→ Job
Filter the data for lines with the word "Classification", then copy every line so identified.

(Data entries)
- - - - - - -
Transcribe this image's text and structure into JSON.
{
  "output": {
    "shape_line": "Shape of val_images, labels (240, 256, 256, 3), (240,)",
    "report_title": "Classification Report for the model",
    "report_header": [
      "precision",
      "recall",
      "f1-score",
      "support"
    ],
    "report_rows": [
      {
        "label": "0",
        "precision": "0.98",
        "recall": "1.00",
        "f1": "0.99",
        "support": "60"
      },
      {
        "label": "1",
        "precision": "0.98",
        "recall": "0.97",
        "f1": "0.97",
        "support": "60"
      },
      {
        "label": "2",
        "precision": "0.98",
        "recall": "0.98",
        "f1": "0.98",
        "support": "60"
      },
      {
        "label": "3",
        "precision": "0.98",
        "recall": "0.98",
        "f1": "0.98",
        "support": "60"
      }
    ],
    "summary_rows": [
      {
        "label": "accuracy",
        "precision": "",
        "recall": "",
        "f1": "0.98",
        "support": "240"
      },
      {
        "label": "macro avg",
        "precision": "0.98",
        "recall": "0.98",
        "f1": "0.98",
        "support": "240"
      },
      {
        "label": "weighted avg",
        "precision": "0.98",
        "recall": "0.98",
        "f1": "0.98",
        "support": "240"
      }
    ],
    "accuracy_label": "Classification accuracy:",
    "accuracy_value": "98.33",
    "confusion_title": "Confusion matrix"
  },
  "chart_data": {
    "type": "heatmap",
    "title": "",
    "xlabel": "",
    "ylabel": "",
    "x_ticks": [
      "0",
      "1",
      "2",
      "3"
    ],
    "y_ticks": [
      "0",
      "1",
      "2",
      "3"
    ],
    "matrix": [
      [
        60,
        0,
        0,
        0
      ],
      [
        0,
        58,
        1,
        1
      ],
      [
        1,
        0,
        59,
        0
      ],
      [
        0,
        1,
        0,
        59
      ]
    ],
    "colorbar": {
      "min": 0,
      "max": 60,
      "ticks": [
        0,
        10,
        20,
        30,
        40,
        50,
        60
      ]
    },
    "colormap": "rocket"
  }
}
- - - - - - -
→ Answer for the task
    "report_title": "Classification Report for the model",
    "accuracy_label": "Classification accuracy:",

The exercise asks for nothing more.